## Goal
Below are some records; return each one exactly.

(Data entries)
::::
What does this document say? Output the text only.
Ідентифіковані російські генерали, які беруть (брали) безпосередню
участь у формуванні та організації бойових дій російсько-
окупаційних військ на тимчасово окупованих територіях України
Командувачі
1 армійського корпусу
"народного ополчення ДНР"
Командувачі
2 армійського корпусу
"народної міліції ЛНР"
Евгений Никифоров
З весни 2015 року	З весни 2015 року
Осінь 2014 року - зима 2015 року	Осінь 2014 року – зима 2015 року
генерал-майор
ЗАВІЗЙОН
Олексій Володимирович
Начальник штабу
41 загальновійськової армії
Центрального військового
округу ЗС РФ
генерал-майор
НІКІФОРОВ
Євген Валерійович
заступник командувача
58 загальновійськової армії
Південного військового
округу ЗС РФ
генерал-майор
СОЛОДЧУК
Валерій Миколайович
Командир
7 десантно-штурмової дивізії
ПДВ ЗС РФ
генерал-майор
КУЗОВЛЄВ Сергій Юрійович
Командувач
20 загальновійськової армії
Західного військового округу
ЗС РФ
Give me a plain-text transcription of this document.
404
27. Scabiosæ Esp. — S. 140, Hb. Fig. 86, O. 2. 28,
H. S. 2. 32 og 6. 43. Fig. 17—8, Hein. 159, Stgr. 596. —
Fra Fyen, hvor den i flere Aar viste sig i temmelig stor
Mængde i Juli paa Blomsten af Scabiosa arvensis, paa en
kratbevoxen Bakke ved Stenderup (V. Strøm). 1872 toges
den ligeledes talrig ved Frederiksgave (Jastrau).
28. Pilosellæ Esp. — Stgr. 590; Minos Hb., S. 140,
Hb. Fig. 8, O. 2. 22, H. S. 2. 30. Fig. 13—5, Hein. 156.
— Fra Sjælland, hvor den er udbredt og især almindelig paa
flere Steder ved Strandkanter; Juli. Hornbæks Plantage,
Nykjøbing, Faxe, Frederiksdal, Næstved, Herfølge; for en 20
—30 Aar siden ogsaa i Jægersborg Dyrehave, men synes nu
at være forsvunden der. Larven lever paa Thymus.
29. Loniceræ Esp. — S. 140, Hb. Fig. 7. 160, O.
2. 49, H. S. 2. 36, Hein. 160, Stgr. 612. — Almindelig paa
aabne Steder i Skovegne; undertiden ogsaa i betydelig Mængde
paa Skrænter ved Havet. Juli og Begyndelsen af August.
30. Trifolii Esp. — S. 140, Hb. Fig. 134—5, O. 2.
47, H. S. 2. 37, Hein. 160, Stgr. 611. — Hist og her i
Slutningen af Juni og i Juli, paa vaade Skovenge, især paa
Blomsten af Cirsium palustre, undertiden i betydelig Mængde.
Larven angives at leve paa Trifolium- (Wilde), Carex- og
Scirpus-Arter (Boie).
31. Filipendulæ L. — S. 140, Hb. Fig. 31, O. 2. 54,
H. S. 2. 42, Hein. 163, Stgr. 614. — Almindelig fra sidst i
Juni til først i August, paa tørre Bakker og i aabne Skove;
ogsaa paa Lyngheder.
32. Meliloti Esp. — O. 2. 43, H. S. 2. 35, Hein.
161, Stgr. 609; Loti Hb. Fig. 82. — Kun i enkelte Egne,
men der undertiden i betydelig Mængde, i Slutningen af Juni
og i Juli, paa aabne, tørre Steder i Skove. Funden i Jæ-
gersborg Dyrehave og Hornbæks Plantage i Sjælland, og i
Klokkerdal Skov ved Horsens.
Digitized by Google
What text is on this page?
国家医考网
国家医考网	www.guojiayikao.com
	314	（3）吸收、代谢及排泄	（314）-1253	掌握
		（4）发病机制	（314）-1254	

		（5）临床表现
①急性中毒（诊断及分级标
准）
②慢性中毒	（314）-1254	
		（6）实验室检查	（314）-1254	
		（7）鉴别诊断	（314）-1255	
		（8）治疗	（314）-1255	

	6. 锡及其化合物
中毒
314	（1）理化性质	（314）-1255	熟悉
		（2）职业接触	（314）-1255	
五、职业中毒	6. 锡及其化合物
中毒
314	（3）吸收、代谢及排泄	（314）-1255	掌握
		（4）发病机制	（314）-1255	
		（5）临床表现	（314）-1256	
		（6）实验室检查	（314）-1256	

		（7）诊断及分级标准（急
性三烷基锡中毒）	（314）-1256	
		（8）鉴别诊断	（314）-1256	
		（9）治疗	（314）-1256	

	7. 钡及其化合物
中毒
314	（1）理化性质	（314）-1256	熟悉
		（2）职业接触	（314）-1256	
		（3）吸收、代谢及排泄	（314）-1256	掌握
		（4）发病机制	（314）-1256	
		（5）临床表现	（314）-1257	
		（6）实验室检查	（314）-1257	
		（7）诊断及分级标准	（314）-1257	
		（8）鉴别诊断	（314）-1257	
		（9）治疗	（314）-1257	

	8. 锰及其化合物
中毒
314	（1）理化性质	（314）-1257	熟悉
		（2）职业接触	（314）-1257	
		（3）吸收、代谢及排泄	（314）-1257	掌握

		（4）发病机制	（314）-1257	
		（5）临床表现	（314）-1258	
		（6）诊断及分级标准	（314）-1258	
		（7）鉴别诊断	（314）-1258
::::
## Response for this exercise
What does this document say? Output the text only.
Ідентифіковані російські генерали, які беруть (брали) безпосередню
участь у формуванні та організації бойових дій російсько-
окупаційних військ на тимчасово окупованих територіях України
Командувачі
1 армійського корпусу
"народного ополчення ДНР"
Командувачі
2 армійського корпусу
"народної міліції ЛНР"
Евгений Никифоров
З весни 2015 року	З весни 2015 року
Осінь 2014 року - зима 2015 року	Осінь 2014 року – зима 2015 року
генерал-майор
ЗАВІЗЙОН
Олексій Володимирович
Начальник штабу
41 загальновійськової армії
Центрального військового
округу ЗС РФ
генерал-майор
НІКІФОРОВ
Євген Валерійович
заступник командувача
58 загальновійськової армії
Південного військового
округу ЗС РФ
генерал-майор
СОЛОДЧУК
Валерій Миколайович
Командир
7 десантно-штурмової дивізії
ПДВ ЗС РФ
генерал-майор
КУЗОВЛЄВ Сергій Юрійович
Командувач
20 загальновійськової армії
Західного військового округу
ЗС РФ
Give me a plain-text transcription of this document.
404
27. Scabiosæ Esp. — S. 140, Hb. Fig. 86, O. 2. 28,
H. S. 2. 32 og 6. 43. Fig. 17—8, Hein. 159, Stgr. 596. —
Fra Fyen, hvor den i flere Aar viste sig i temmelig stor
Mængde i Juli paa Blomsten af Scabiosa arvensis, paa en
kratbevoxen Bakke ved Stenderup (V. Strøm). 1872 toges
den ligeledes talrig ved Frederiksgave (Jastrau).
28. Pilosellæ Esp. — Stgr. 590; Minos Hb., S. 140,
Hb. Fig. 8, O. 2. 22, H. S. 2. 30. Fig. 13—5, Hein. 156.
— Fra Sjælland, hvor den er udbredt og især almindelig paa
flere Steder ved Strandkanter; Juli. Hornbæks Plantage,
Nykjøbing, Faxe, Frederiksdal, Næstved, Herfølge; for en 20
—30 Aar siden ogsaa i Jægersborg Dyrehave, men synes nu
at være forsvunden der. Larven lever paa Thymus.
29. Loniceræ Esp. — S. 140, Hb. Fig. 7. 160, O.
2. 49, H. S. 2. 36, Hein. 160, Stgr. 612. — Almindelig paa
aabne Steder i Skovegne; undertiden ogsaa i betydelig Mængde
paa Skrænter ved Havet. Juli og Begyndelsen af August.
30. Trifolii Esp. — S. 140, Hb. Fig. 134—5, O. 2.
47, H. S. 2. 37, Hein. 160, Stgr. 611. — Hist og her i
Slutningen af Juni og i Juli, paa vaade Skovenge, især paa
Blomsten af Cirsium palustre, undertiden i betydelig Mængde.
Larven angives at leve paa Trifolium- (Wilde), Carex- og
Scirpus-Arter (Boie).
31. Filipendulæ L. — S. 140, Hb. Fig. 31, O. 2. 54,
H. S. 2. 42, Hein. 163, Stgr. 614. — Almindelig fra sidst i
Juni til først i August, paa tørre Bakker og i aabne Skove;
ogsaa paa Lyngheder.
32. Meliloti Esp. — O. 2. 43, H. S. 2. 35, Hein.
161, Stgr. 609; Loti Hb. Fig. 82. — Kun i enkelte Egne,
men der undertiden i betydelig Mængde, i Slutningen af Juni
og i Juli, paa aabne, tørre Steder i Skove. Funden i Jæ-
gersborg Dyrehave og Hornbæks Plantage i Sjælland, og i
Klokkerdal Skov ved Horsens.
Digitized by Google
What text is on this page?
国家医考网
国家医考网	www.guojiayikao.com
	314	（3）吸收、代谢及排泄	（314）-1253	掌握
		（4）发病机制	（314）-1254	

		（5）临床表现
①急性中毒（诊断及分级标
准）
②慢性中毒	（314）-1254	
		（6）实验室检查	（314）-1254	
		（7）鉴别诊断	（314）-1255	
		（8）治疗	（314）-1255	

	6. 锡及其化合物
中毒
314	（1）理化性质	（314）-1255	熟悉
		（2）职业接触	（314）-1255	
五、职业中毒	6. 锡及其化合物
中毒
314	（3）吸收、代谢及排泄	（314）-1255	掌握
		（4）发病机制	（314）-1255	
		（5）临床表现	（314）-1256	
		（6）实验室检查	（314）-1256	

		（7）诊断及分级标准（急
性三烷基锡中毒）	（314）-1256	
		（8）鉴别诊断	（314）-1256	
		（9）治疗	（314）-1256	

	7. 钡及其化合物
中毒
314	（1）理化性质	（314）-1256	熟悉
		（2）职业接触	（314）-1256	
		（3）吸收、代谢及排泄	（314）-1256	掌握
		（4）发病机制	（314）-1256	
		（5）临床表现	（314）-1257	
		（6）实验室检查	（314）-1257	
		（7）诊断及分级标准	（314）-1257	
		（8）鉴别诊断	（314）-1257	
		（9）治疗	（314）-1257	

	8. 锰及其化合物
中毒
314	（1）理化性质	（314）-1257	熟悉
		（2）职业接触	（314）-1257	
		（3）吸收、代谢及排泄	（314）-1257	掌握

		（4）发病机制	（314）-1257	
		（5）临床表现	（314）-1258	
		（6）诊断及分级标准	（314）-1258	
		（7）鉴别诊断	（314）-1258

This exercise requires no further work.